• **LISTED ENTRIES**:

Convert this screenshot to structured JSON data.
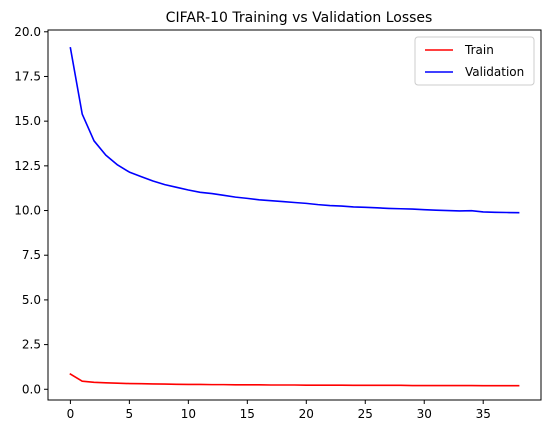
{
  "chart_data": {
    "type": "line",
    "title": "CIFAR-10 Training vs Validation Losses",
    "xlabel": "",
    "ylabel": "",
    "xlim": [
      -1.9,
      39.9
    ],
    "ylim": [
      -0.6,
      20.1
    ],
    "xticks": [
      0,
      5,
      10,
      15,
      20,
      25,
      30,
      35
    ],
    "xtick_labels": [
      "0",
      "5",
      "10",
      "15",
      "20",
      "25",
      "30",
      "35"
    ],
    "yticks": [
      0,
      2.5,
      5,
      7.5,
      10,
      12.5,
      15,
      17.5,
      20
    ],
    "ytick_labels": [
      "0.0",
      "2.5",
      "5.0",
      "7.5",
      "10.0",
      "12.5",
      "15.0",
      "17.5",
      "20.0"
    ],
    "grid": false,
    "legend_position": "top-right",
    "x": [
      0,
      1,
      2,
      3,
      4,
      5,
      6,
      7,
      8,
      9,
      10,
      11,
      12,
      13,
      14,
      15,
      16,
      17,
      18,
      19,
      20,
      21,
      22,
      23,
      24,
      25,
      26,
      27,
      28,
      29,
      30,
      31,
      32,
      33,
      34,
      35,
      36,
      37,
      38
    ],
    "series": [
      {
        "name": "Train",
        "color": "#ff0000",
        "values": [
          0.85,
          0.45,
          0.39,
          0.36,
          0.34,
          0.32,
          0.31,
          0.3,
          0.29,
          0.28,
          0.27,
          0.27,
          0.26,
          0.26,
          0.25,
          0.25,
          0.25,
          0.24,
          0.24,
          0.24,
          0.23,
          0.23,
          0.23,
          0.23,
          0.22,
          0.22,
          0.22,
          0.22,
          0.22,
          0.21,
          0.21,
          0.21,
          0.21,
          0.21,
          0.21,
          0.2,
          0.2,
          0.2,
          0.2
        ]
      },
      {
        "name": "Validation",
        "color": "#0000ff",
        "values": [
          19.1,
          15.4,
          13.9,
          13.1,
          12.55,
          12.15,
          11.9,
          11.65,
          11.45,
          11.3,
          11.15,
          11.02,
          10.95,
          10.85,
          10.75,
          10.68,
          10.6,
          10.55,
          10.5,
          10.45,
          10.4,
          10.33,
          10.28,
          10.25,
          10.2,
          10.18,
          10.15,
          10.12,
          10.1,
          10.08,
          10.05,
          10.02,
          10.0,
          9.98,
          9.99,
          9.92,
          9.9,
          9.89,
          9.88
        ]
      }
    ]
  }
}
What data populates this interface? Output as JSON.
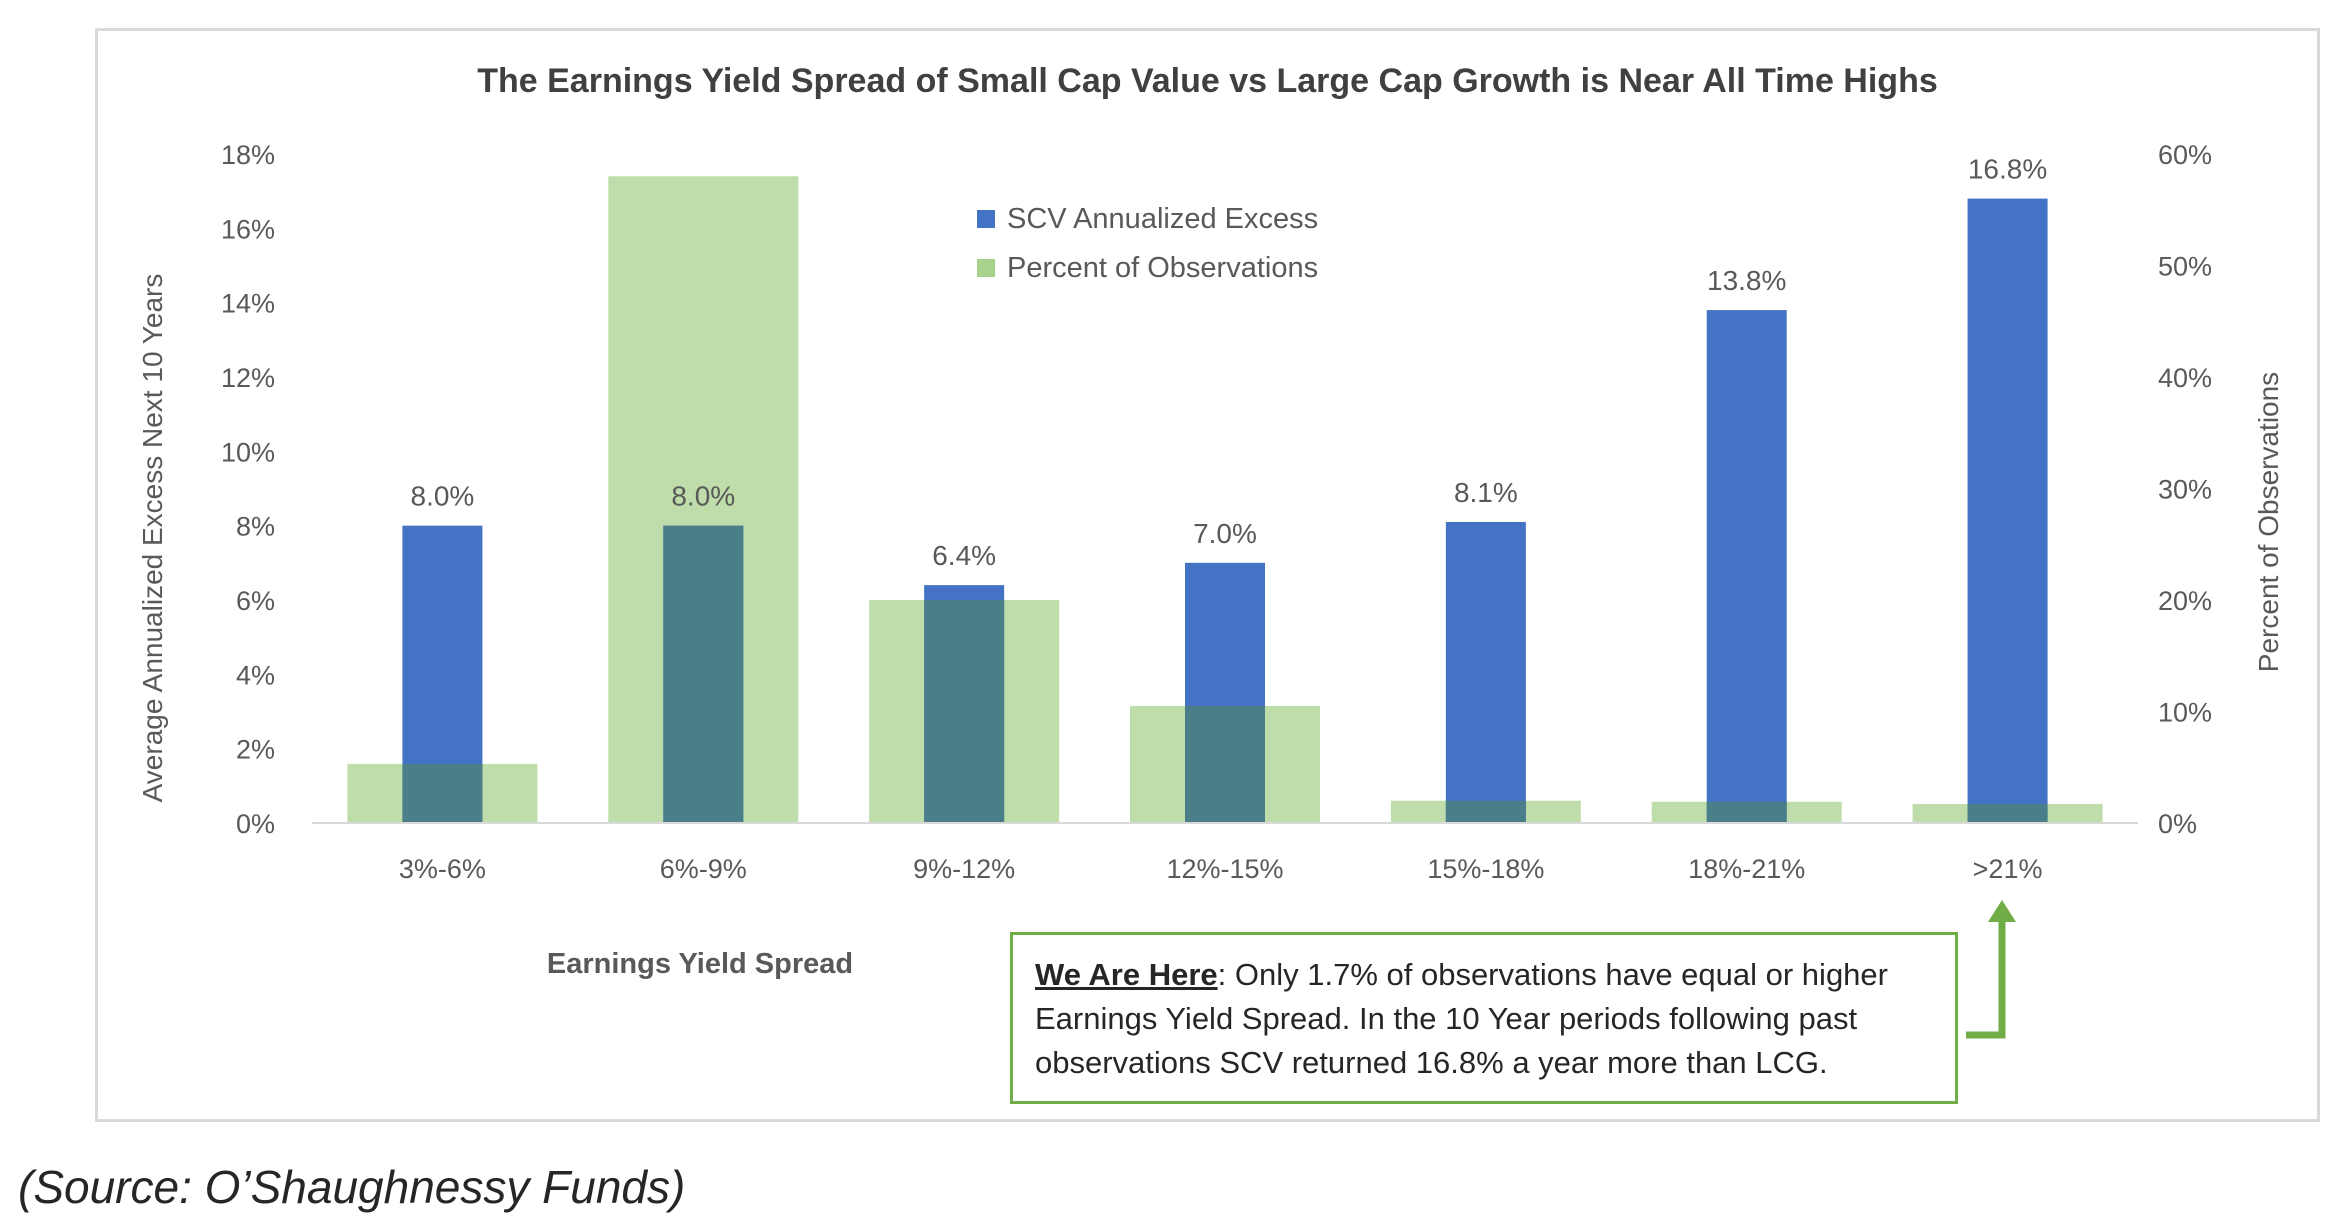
{
  "chart_data": {
    "type": "bar",
    "title": "The Earnings Yield Spread of Small Cap Value vs Large Cap Growth is Near All Time Highs",
    "xlabel": "Earnings Yield Spread",
    "ylabel": "Average Annualized Excess Next 10 Years",
    "y2label": "Percent of Observations",
    "categories": [
      "3%-6%",
      "6%-9%",
      "9%-12%",
      "12%-15%",
      "15%-18%",
      "18%-21%",
      ">21%"
    ],
    "series": [
      {
        "name": "SCV Annualized Excess",
        "axis": "left",
        "color": "#4472c4",
        "values": [
          8.0,
          8.0,
          6.4,
          7.0,
          8.1,
          13.8,
          16.8
        ],
        "labels": [
          "8.0%",
          "8.0%",
          "6.4%",
          "7.0%",
          "8.1%",
          "13.8%",
          "16.8%"
        ]
      },
      {
        "name": "Percent of Observations",
        "axis": "right",
        "color": "#a9d18e",
        "values": [
          5.3,
          58.0,
          20.0,
          10.5,
          2.0,
          1.9,
          1.7
        ]
      }
    ],
    "ylim": [
      0,
      18
    ],
    "y2lim": [
      0,
      60
    ],
    "yticks": [
      "0%",
      "2%",
      "4%",
      "6%",
      "8%",
      "10%",
      "12%",
      "14%",
      "16%",
      "18%"
    ],
    "y2ticks": [
      "0%",
      "10%",
      "20%",
      "30%",
      "40%",
      "50%",
      "60%"
    ],
    "legend_position": "top-center",
    "grid": false
  },
  "callout": {
    "heading": "We Are Here",
    "text": ": Only 1.7% of observations have equal or higher Earnings Yield Spread.  In the 10 Year periods following past observations SCV returned 16.8% a year more than LCG.",
    "border_color": "#70ad47"
  },
  "source": "(Source: O’Shaughnessy Funds)"
}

• **EXERCISE GOAL**: From the records above, pick out and copy each line holding the word "Percent".

• **SOLVED EXERCISE**:
    "y2label": "Percent of Observations",
        "name": "Percent of Observations",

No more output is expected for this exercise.